* [TASK DIRECTIONS] Each line containing the word "this" needs to be copied.

##### DATA TO USE

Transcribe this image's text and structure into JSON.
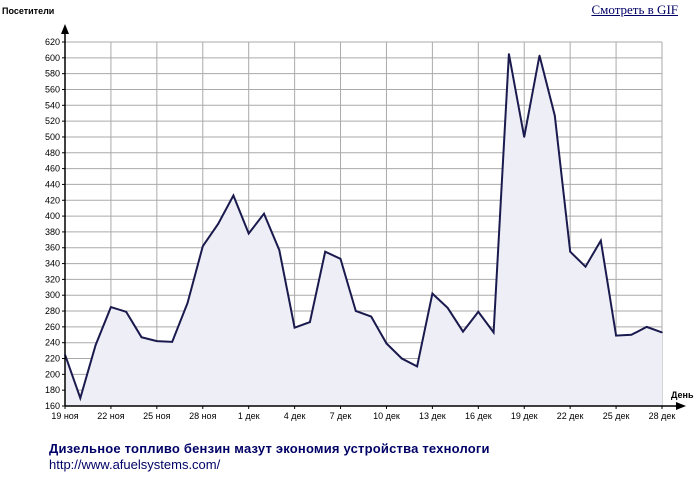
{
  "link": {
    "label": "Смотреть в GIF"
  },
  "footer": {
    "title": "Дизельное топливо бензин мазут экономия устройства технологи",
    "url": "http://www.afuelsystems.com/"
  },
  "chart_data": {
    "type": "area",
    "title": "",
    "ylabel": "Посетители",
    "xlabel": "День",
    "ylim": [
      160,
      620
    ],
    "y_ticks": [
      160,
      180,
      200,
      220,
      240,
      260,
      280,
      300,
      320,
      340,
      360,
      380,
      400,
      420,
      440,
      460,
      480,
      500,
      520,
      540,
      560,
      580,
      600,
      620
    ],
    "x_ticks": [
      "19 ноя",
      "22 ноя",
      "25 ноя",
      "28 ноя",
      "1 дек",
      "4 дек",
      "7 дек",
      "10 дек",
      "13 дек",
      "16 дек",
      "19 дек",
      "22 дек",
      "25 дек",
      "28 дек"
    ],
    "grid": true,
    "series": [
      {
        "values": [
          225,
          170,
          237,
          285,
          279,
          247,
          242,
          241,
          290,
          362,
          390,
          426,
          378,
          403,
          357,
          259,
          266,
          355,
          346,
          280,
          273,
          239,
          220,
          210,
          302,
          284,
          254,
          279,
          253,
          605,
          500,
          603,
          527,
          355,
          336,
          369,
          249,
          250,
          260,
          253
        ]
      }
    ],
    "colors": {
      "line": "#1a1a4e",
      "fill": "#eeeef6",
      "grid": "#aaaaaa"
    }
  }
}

##########
##### DATA TO USE

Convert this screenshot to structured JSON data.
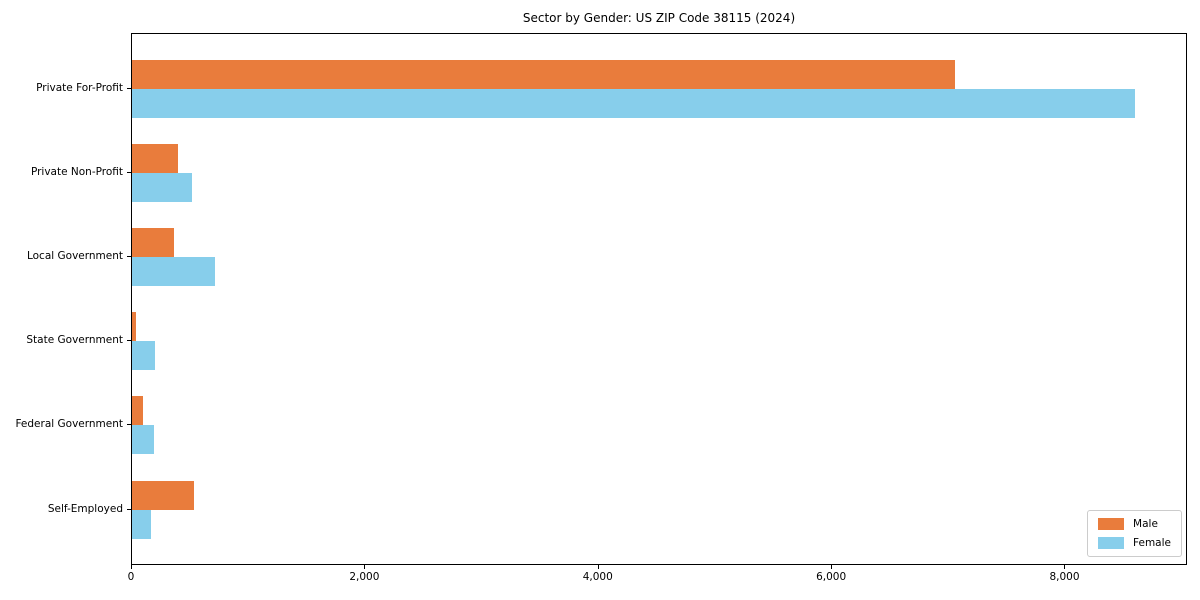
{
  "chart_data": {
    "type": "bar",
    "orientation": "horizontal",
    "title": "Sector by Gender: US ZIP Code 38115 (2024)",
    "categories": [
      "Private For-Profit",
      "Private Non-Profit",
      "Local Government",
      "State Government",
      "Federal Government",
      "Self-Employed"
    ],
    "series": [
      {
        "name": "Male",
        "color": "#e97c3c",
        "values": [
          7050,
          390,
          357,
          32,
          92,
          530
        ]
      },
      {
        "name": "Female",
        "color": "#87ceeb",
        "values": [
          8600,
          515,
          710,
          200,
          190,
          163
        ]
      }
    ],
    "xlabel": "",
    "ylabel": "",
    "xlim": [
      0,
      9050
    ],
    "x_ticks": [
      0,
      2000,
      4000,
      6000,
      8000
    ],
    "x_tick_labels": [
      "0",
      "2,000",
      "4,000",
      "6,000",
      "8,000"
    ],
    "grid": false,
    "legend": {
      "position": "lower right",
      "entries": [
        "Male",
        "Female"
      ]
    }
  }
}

##########

* [TASK OUTPUT]
Transcribe this image's text and structure into JSON.
Convert this screenshot to structured JSON data.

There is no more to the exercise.